> [Prompt] Take the listing and print it in full, exactly as given.

-- Begin Listed records --

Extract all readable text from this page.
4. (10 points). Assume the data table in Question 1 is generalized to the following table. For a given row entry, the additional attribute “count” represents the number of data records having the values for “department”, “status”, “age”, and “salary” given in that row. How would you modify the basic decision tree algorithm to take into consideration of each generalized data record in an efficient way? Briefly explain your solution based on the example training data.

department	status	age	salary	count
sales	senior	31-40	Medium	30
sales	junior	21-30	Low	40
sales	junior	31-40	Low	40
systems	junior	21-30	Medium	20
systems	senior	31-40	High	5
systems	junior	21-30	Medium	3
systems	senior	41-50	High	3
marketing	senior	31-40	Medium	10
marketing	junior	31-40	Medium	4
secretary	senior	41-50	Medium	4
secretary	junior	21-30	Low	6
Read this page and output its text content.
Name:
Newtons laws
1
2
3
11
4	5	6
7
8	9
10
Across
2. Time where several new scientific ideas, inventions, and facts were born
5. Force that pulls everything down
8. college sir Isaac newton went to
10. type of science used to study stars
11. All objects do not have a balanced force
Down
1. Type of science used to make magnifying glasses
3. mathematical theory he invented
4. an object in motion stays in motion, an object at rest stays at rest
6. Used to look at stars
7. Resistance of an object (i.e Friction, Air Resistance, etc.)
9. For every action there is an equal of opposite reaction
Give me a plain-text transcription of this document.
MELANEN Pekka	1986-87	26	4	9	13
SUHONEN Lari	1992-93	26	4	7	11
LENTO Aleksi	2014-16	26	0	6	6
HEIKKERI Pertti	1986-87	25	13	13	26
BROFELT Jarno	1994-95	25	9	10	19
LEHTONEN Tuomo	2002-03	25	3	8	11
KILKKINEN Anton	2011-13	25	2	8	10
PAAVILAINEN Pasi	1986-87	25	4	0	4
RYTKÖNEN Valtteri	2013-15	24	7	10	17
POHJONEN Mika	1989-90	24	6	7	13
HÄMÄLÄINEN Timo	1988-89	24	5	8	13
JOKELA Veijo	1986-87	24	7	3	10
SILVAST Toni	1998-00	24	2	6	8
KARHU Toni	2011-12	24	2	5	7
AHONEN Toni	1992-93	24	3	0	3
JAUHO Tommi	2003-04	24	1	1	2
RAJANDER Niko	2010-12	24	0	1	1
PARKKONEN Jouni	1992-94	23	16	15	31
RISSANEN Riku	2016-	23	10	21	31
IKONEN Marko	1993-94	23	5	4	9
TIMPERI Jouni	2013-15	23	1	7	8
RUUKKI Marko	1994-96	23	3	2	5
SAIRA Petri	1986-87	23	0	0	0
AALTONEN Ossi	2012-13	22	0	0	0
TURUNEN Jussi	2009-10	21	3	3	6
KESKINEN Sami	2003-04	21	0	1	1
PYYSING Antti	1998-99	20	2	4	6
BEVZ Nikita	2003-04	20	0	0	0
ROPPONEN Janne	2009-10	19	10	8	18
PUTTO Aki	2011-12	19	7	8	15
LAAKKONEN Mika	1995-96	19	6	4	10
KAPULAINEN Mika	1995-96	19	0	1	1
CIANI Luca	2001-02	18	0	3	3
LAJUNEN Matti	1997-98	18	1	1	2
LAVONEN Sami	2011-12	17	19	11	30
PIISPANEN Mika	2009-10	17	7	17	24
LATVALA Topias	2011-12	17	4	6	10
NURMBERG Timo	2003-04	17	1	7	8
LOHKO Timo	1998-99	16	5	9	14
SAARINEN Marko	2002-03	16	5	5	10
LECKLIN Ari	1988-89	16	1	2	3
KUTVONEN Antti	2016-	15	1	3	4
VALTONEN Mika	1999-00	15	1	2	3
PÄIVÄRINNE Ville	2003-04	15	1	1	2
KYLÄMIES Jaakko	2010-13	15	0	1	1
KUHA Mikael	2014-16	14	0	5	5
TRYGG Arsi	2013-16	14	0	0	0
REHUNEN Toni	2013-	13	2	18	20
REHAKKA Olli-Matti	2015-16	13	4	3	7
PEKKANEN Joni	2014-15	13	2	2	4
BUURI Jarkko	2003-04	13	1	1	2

-- End Listed records --

> [Exercise result]
Extract all readable text from this page.
4. (10 points). Assume the data table in Question 1 is generalized to the following table. For a given row entry, the additional attribute “count” represents the number of data records having the values for “department”, “status”, “age”, and “salary” given in that row. How would you modify the basic decision tree algorithm to take into consideration of each generalized data record in an efficient way? Briefly explain your solution based on the example training data.

department	status	age	salary	count
sales	senior	31-40	Medium	30
sales	junior	21-30	Low	40
sales	junior	31-40	Low	40
systems	junior	21-30	Medium	20
systems	senior	31-40	High	5
systems	junior	21-30	Medium	3
systems	senior	41-50	High	3
marketing	senior	31-40	Medium	10
marketing	junior	31-40	Medium	4
secretary	senior	41-50	Medium	4
secretary	junior	21-30	Low	6
Read this page and output its text content.
Name:
Newtons laws
1
2
3
11
4	5	6
7
8	9
10
Across
2. Time where several new scientific ideas, inventions, and facts were born
5. Force that pulls everything down
8. college sir Isaac newton went to
10. type of science used to study stars
11. All objects do not have a balanced force
Down
1. Type of science used to make magnifying glasses
3. mathematical theory he invented
4. an object in motion stays in motion, an object at rest stays at rest
6. Used to look at stars
7. Resistance of an object (i.e Friction, Air Resistance, etc.)
9. For every action there is an equal of opposite reaction
Give me a plain-text transcription of this document.
MELANEN Pekka	1986-87	26	4	9	13
SUHONEN Lari	1992-93	26	4	7	11
LENTO Aleksi	2014-16	26	0	6	6
HEIKKERI Pertti	1986-87	25	13	13	26
BROFELT Jarno	1994-95	25	9	10	19
LEHTONEN Tuomo	2002-03	25	3	8	11
KILKKINEN Anton	2011-13	25	2	8	10
PAAVILAINEN Pasi	1986-87	25	4	0	4
RYTKÖNEN Valtteri	2013-15	24	7	10	17
POHJONEN Mika	1989-90	24	6	7	13
HÄMÄLÄINEN Timo	1988-89	24	5	8	13
JOKELA Veijo	1986-87	24	7	3	10
SILVAST Toni	1998-00	24	2	6	8
KARHU Toni	2011-12	24	2	5	7
AHONEN Toni	1992-93	24	3	0	3
JAUHO Tommi	2003-04	24	1	1	2
RAJANDER Niko	2010-12	24	0	1	1
PARKKONEN Jouni	1992-94	23	16	15	31
RISSANEN Riku	2016-	23	10	21	31
IKONEN Marko	1993-94	23	5	4	9
TIMPERI Jouni	2013-15	23	1	7	8
RUUKKI Marko	1994-96	23	3	2	5
SAIRA Petri	1986-87	23	0	0	0
AALTONEN Ossi	2012-13	22	0	0	0
TURUNEN Jussi	2009-10	21	3	3	6
KESKINEN Sami	2003-04	21	0	1	1
PYYSING Antti	1998-99	20	2	4	6
BEVZ Nikita	2003-04	20	0	0	0
ROPPONEN Janne	2009-10	19	10	8	18
PUTTO Aki	2011-12	19	7	8	15
LAAKKONEN Mika	1995-96	19	6	4	10
KAPULAINEN Mika	1995-96	19	0	1	1
CIANI Luca	2001-02	18	0	3	3
LAJUNEN Matti	1997-98	18	1	1	2
LAVONEN Sami	2011-12	17	19	11	30
PIISPANEN Mika	2009-10	17	7	17	24
LATVALA Topias	2011-12	17	4	6	10
NURMBERG Timo	2003-04	17	1	7	8
LOHKO Timo	1998-99	16	5	9	14
SAARINEN Marko	2002-03	16	5	5	10
LECKLIN Ari	1988-89	16	1	2	3
KUTVONEN Antti	2016-	15	1	3	4
VALTONEN Mika	1999-00	15	1	2	3
PÄIVÄRINNE Ville	2003-04	15	1	1	2
KYLÄMIES Jaakko	2010-13	15	0	1	1
KUHA Mikael	2014-16	14	0	5	5
TRYGG Arsi	2013-16	14	0	0	0
REHUNEN Toni	2013-	13	2	18	20
REHAKKA Olli-Matti	2015-16	13	4	3	7
PEKKANEN Joni	2014-15	13	2	2	4
BUURI Jarkko	2003-04	13	1	1	2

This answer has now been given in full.